- RECORDS TO USE
◆ ◆ ◆ ◆ ◆ ◆ ◆

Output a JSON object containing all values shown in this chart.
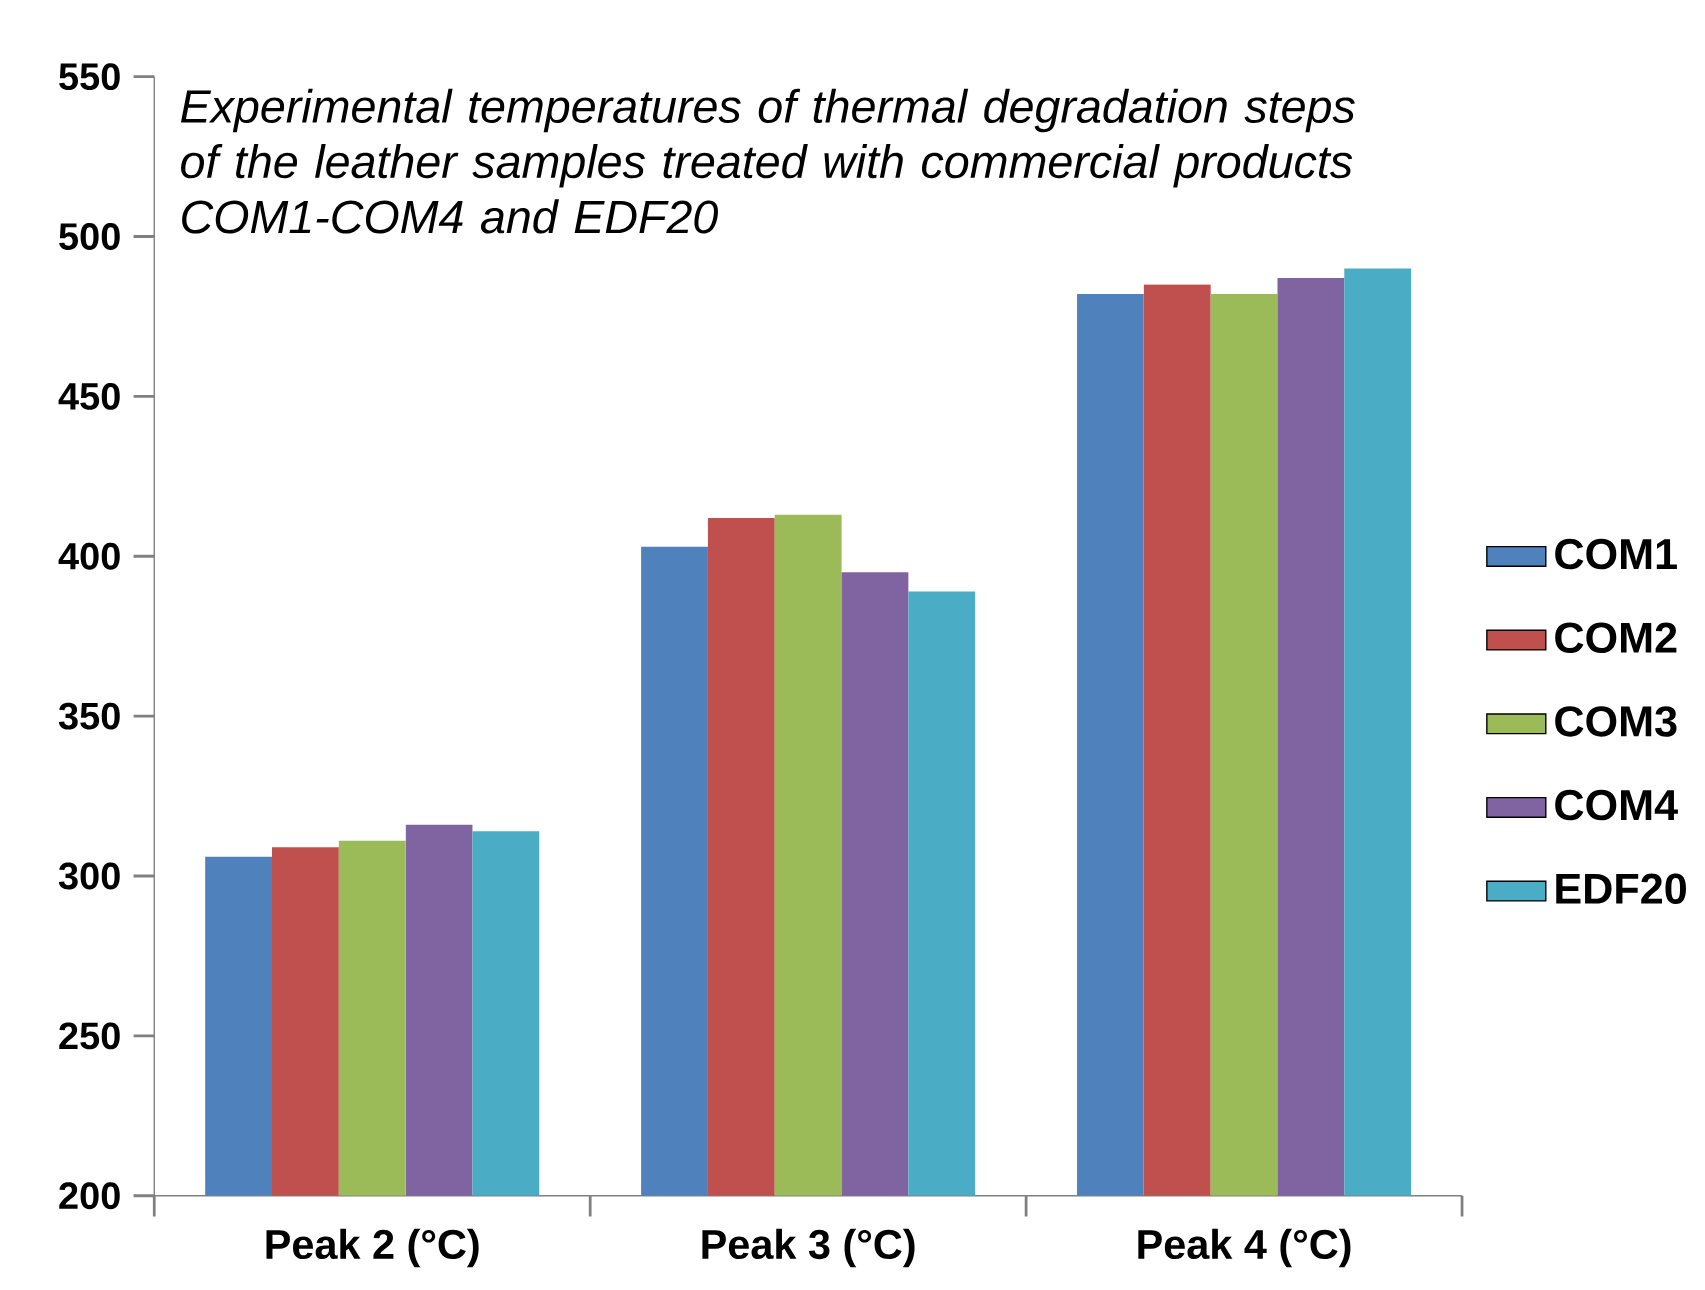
{
  "chart_data": {
    "type": "bar",
    "title": "*Experimental temperatures of thermal degradation steps of the leather samples treated with commercial products COM1-COM4 and  EDF20*",
    "categories": [
      "Peak 2 (°C)",
      "Peak 3 (°C)",
      "Peak 4 (°C)"
    ],
    "series": [
      {
        "name": "COM1",
        "color": "#4f81bd",
        "values": [
          306,
          403,
          482
        ]
      },
      {
        "name": "COM2",
        "color": "#c0504d",
        "values": [
          309,
          412,
          485
        ]
      },
      {
        "name": "COM3",
        "color": "#9bbb59",
        "values": [
          311,
          413,
          482
        ]
      },
      {
        "name": "COM4",
        "color": "#8064a2",
        "values": [
          316,
          395,
          487
        ]
      },
      {
        "name": "EDF20",
        "color": "#4bacc6",
        "values": [
          314,
          389,
          490
        ]
      }
    ],
    "ylim": [
      200,
      550
    ],
    "yticks": [
      200,
      250,
      300,
      350,
      400,
      450,
      500,
      550
    ],
    "legend": "right",
    "grid": false
  }
}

◆ ◆ ◆ ◆ ◆ ◆ ◆

- JOB
Look through the records and gather each line with the word "name".

- OUTPUT
        "name": "COM1",
        "name": "COM2",
        "name": "COM3",
        "name": "COM4",
        "name": "EDF20",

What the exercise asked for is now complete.